> TASK DETAILS
Retype the records below exactly as they appear.

(Records)
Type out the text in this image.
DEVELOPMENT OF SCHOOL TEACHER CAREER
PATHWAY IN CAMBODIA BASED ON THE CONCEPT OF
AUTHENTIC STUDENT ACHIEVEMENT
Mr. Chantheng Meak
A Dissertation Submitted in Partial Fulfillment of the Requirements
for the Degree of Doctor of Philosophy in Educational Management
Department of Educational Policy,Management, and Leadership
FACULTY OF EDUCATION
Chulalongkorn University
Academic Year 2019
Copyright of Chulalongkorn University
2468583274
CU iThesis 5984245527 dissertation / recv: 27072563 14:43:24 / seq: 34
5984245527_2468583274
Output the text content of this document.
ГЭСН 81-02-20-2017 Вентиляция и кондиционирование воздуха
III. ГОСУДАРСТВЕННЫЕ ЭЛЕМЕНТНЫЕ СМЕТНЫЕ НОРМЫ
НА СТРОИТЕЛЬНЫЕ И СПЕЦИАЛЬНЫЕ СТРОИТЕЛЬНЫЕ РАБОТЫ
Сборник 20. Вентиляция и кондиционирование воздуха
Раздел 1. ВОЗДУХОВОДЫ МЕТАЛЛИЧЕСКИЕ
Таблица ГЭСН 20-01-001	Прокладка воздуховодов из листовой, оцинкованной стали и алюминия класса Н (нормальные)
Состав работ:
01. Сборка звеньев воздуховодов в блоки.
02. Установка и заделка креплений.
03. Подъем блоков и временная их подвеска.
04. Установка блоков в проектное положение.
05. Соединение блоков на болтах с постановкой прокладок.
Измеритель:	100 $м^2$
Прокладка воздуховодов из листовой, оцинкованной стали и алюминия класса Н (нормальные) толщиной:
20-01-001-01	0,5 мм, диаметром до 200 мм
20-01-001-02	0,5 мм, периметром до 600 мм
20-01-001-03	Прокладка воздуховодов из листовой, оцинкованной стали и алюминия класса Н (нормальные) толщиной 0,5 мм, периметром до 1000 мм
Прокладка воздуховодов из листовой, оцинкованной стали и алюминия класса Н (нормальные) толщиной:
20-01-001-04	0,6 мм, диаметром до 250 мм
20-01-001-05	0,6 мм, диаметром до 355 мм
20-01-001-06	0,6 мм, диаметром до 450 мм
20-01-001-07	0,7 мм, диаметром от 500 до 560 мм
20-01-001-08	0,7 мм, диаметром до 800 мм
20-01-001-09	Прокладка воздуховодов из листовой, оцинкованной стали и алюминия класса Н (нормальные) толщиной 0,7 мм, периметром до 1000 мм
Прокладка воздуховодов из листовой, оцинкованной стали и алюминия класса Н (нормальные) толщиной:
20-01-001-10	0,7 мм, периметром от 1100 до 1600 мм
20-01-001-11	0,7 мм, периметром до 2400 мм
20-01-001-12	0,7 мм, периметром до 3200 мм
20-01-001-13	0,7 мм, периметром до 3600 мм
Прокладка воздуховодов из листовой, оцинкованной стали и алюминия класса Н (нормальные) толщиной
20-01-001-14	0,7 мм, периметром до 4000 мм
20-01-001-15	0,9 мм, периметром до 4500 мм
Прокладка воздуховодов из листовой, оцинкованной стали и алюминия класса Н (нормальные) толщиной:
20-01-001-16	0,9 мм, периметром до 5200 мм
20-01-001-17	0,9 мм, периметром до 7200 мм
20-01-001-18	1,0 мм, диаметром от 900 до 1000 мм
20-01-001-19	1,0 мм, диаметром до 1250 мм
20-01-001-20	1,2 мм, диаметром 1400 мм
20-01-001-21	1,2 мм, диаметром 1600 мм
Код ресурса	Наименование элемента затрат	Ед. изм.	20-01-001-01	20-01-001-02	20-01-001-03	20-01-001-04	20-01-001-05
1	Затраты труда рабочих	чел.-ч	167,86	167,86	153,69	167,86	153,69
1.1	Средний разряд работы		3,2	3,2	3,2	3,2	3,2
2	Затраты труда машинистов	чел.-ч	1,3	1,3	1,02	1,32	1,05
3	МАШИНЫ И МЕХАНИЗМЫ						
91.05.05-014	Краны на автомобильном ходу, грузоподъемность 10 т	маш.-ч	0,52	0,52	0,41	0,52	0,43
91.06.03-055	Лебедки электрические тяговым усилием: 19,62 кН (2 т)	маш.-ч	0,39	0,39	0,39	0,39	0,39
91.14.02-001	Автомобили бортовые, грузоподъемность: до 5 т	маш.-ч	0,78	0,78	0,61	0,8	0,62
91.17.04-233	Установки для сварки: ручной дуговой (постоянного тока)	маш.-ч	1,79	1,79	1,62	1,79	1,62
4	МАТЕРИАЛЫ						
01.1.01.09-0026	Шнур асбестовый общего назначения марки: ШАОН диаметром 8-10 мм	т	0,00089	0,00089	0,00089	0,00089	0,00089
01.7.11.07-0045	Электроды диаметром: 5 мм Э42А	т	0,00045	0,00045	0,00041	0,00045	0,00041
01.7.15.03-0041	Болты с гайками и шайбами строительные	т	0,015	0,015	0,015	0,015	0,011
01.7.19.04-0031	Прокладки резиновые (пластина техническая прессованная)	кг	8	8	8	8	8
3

> WRITTEN SOLUTION
Type out the text in this image.
DEVELOPMENT OF SCHOOL TEACHER CAREER
PATHWAY IN CAMBODIA BASED ON THE CONCEPT OF
AUTHENTIC STUDENT ACHIEVEMENT
Mr. Chantheng Meak
A Dissertation Submitted in Partial Fulfillment of the Requirements
for the Degree of Doctor of Philosophy in Educational Management
Department of Educational Policy,Management, and Leadership
FACULTY OF EDUCATION
Chulalongkorn University
Academic Year 2019
Copyright of Chulalongkorn University
2468583274
CU iThesis 5984245527 dissertation / recv: 27072563 14:43:24 / seq: 34
5984245527_2468583274
Output the text content of this document.
ГЭСН 81-02-20-2017 Вентиляция и кондиционирование воздуха
III. ГОСУДАРСТВЕННЫЕ ЭЛЕМЕНТНЫЕ СМЕТНЫЕ НОРМЫ
НА СТРОИТЕЛЬНЫЕ И СПЕЦИАЛЬНЫЕ СТРОИТЕЛЬНЫЕ РАБОТЫ
Сборник 20. Вентиляция и кондиционирование воздуха
Раздел 1. ВОЗДУХОВОДЫ МЕТАЛЛИЧЕСКИЕ
Таблица ГЭСН 20-01-001	Прокладка воздуховодов из листовой, оцинкованной стали и алюминия класса Н (нормальные)
Состав работ:
01. Сборка звеньев воздуховодов в блоки.
02. Установка и заделка креплений.
03. Подъем блоков и временная их подвеска.
04. Установка блоков в проектное положение.
05. Соединение блоков на болтах с постановкой прокладок.
Измеритель:	100 $м^2$
Прокладка воздуховодов из листовой, оцинкованной стали и алюминия класса Н (нормальные) толщиной:
20-01-001-01	0,5 мм, диаметром до 200 мм
20-01-001-02	0,5 мм, периметром до 600 мм
20-01-001-03	Прокладка воздуховодов из листовой, оцинкованной стали и алюминия класса Н (нормальные) толщиной 0,5 мм, периметром до 1000 мм
Прокладка воздуховодов из листовой, оцинкованной стали и алюминия класса Н (нормальные) толщиной:
20-01-001-04	0,6 мм, диаметром до 250 мм
20-01-001-05	0,6 мм, диаметром до 355 мм
20-01-001-06	0,6 мм, диаметром до 450 мм
20-01-001-07	0,7 мм, диаметром от 500 до 560 мм
20-01-001-08	0,7 мм, диаметром до 800 мм
20-01-001-09	Прокладка воздуховодов из листовой, оцинкованной стали и алюминия класса Н (нормальные) толщиной 0,7 мм, периметром до 1000 мм
Прокладка воздуховодов из листовой, оцинкованной стали и алюминия класса Н (нормальные) толщиной:
20-01-001-10	0,7 мм, периметром от 1100 до 1600 мм
20-01-001-11	0,7 мм, периметром до 2400 мм
20-01-001-12	0,7 мм, периметром до 3200 мм
20-01-001-13	0,7 мм, периметром до 3600 мм
Прокладка воздуховодов из листовой, оцинкованной стали и алюминия класса Н (нормальные) толщиной
20-01-001-14	0,7 мм, периметром до 4000 мм
20-01-001-15	0,9 мм, периметром до 4500 мм
Прокладка воздуховодов из листовой, оцинкованной стали и алюминия класса Н (нормальные) толщиной:
20-01-001-16	0,9 мм, периметром до 5200 мм
20-01-001-17	0,9 мм, периметром до 7200 мм
20-01-001-18	1,0 мм, диаметром от 900 до 1000 мм
20-01-001-19	1,0 мм, диаметром до 1250 мм
20-01-001-20	1,2 мм, диаметром 1400 мм
20-01-001-21	1,2 мм, диаметром 1600 мм
Код ресурса	Наименование элемента затрат	Ед. изм.	20-01-001-01	20-01-001-02	20-01-001-03	20-01-001-04	20-01-001-05
1	Затраты труда рабочих	чел.-ч	167,86	167,86	153,69	167,86	153,69
1.1	Средний разряд работы		3,2	3,2	3,2	3,2	3,2
2	Затраты труда машинистов	чел.-ч	1,3	1,3	1,02	1,32	1,05
3	МАШИНЫ И МЕХАНИЗМЫ						
91.05.05-014	Краны на автомобильном ходу, грузоподъемность 10 т	маш.-ч	0,52	0,52	0,41	0,52	0,43
91.06.03-055	Лебедки электрические тяговым усилием: 19,62 кН (2 т)	маш.-ч	0,39	0,39	0,39	0,39	0,39
91.14.02-001	Автомобили бортовые, грузоподъемность: до 5 т	маш.-ч	0,78	0,78	0,61	0,8	0,62
91.17.04-233	Установки для сварки: ручной дуговой (постоянного тока)	маш.-ч	1,79	1,79	1,62	1,79	1,62
4	МАТЕРИАЛЫ						
01.1.01.09-0026	Шнур асбестовый общего назначения марки: ШАОН диаметром 8-10 мм	т	0,00089	0,00089	0,00089	0,00089	0,00089
01.7.11.07-0045	Электроды диаметром: 5 мм Э42А	т	0,00045	0,00045	0,00041	0,00045	0,00041
01.7.15.03-0041	Болты с гайками и шайбами строительные	т	0,015	0,015	0,015	0,015	0,011
01.7.19.04-0031	Прокладки резиновые (пластина техническая прессованная)	кг	8	8	8	8	8
3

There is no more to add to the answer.